EXERCISE INSTRUCTIONS: Your task is to repeat the entries exactly. Leave the pictures out.
#### SUPPLIED RECORDS
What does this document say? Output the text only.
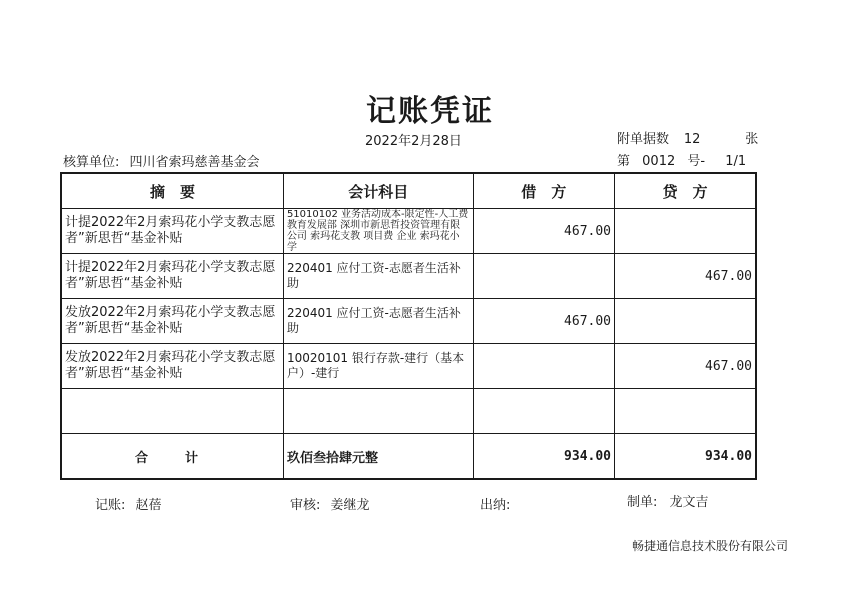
记账凭证
2022年2月28日	附单据数 12	张
核算单位: 四川省索玛慈善基金会	第 0012 号- 1/1
摘　要	会计科目	借　方	贷　方
计提2022年2月索玛花小学支教志愿者”新思哲“基金补贴	51010102 业务活动成本-限定性-人工费 教育发展部 深圳市新思哲投资管理有限公司 索玛花支教 项目费 企业 索玛花小学	467.00	
计提2022年2月索玛花小学支教志愿者”新思哲“基金补贴	220401 应付工资-志愿者生活补助		467.00
发放2022年2月索玛花小学支教志愿者”新思哲“基金补贴	220401 应付工资-志愿者生活补助	467.00	
发放2022年2月索玛花小学支教志愿者”新思哲“基金补贴	10020101 银行存款-建行（基本户）-建行		467.00

合　计	玖佰叁拾肆元整	934.00	934.00
记账: 赵蓓	审核: 姜继龙	出纳:	制单: 龙文吉
畅捷通信息技术股份有限公司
########
SOLUTION TO THIS PROBLEM:
What does this document say? Output the text only.
记账凭证
2022年2月28日	附单据数 12	张
核算单位: 四川省索玛慈善基金会	第 0012 号- 1/1
摘　要	会计科目	借　方	贷　方
计提2022年2月索玛花小学支教志愿者”新思哲“基金补贴	51010102 业务活动成本-限定性-人工费 教育发展部 深圳市新思哲投资管理有限公司 索玛花支教 项目费 企业 索玛花小学	467.00	
计提2022年2月索玛花小学支教志愿者”新思哲“基金补贴	220401 应付工资-志愿者生活补助		467.00
发放2022年2月索玛花小学支教志愿者”新思哲“基金补贴	220401 应付工资-志愿者生活补助	467.00	
发放2022年2月索玛花小学支教志愿者”新思哲“基金补贴	10020101 银行存款-建行（基本户）-建行		467.00

合　计	玖佰叁拾肆元整	934.00	934.00
记账: 赵蓓	审核: 姜继龙	出纳:	制单: 龙文吉
畅捷通信息技术股份有限公司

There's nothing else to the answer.